» EXERCISE BRIEF: The records below are to be copied word for word, with every picture left out.

▼▼▼

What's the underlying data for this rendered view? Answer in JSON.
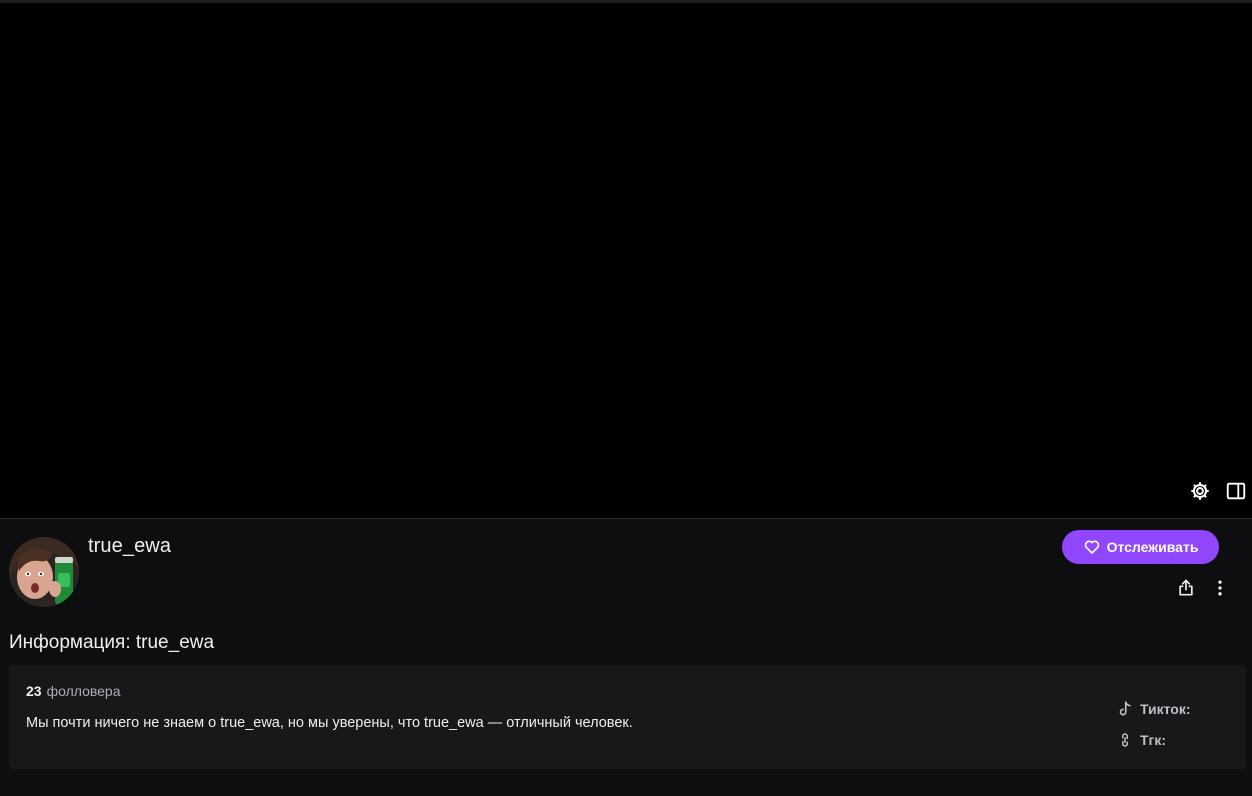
{
  "channel": {
    "name": "true_ewa",
    "follow_label": "Отслеживать"
  },
  "about": {
    "title": "Информация: true_ewa",
    "followers_count": "23",
    "followers_label": "фолловера",
    "bio": "Мы почти ничего не знаем о true_ewa, но мы уверены, что true_ewa — отличный человек.",
    "links": [
      {
        "label": "Тикток:",
        "icon": "tiktok-icon"
      },
      {
        "label": "Тгк:",
        "icon": "link-icon"
      }
    ]
  },
  "colors": {
    "accent": "#9147ff",
    "background": "#0e0e10",
    "panel": "#18181b",
    "player": "#000000"
  }
}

▲▲▲

» SOLUTION TO THIS EXERCISE:
What's the underlying data for this rendered view? Answer in JSON.
{
  "channel": {
    "name": "true_ewa",
    "follow_label": "Отслеживать"
  },
  "about": {
    "title": "Информация: true_ewa",
    "followers_count": "23",
    "followers_label": "фолловера",
    "bio": "Мы почти ничего не знаем о true_ewa, но мы уверены, что true_ewa — отличный человек.",
    "links": [
      {
        "label": "Тикток:",
        "icon": "tiktok-icon"
      },
      {
        "label": "Тгк:",
        "icon": "link-icon"
      }
    ]
  },
  "colors": {
    "accent": "#9147ff",
    "background": "#0e0e10",
    "panel": "#18181b",
    "player": "#000000"
  }
}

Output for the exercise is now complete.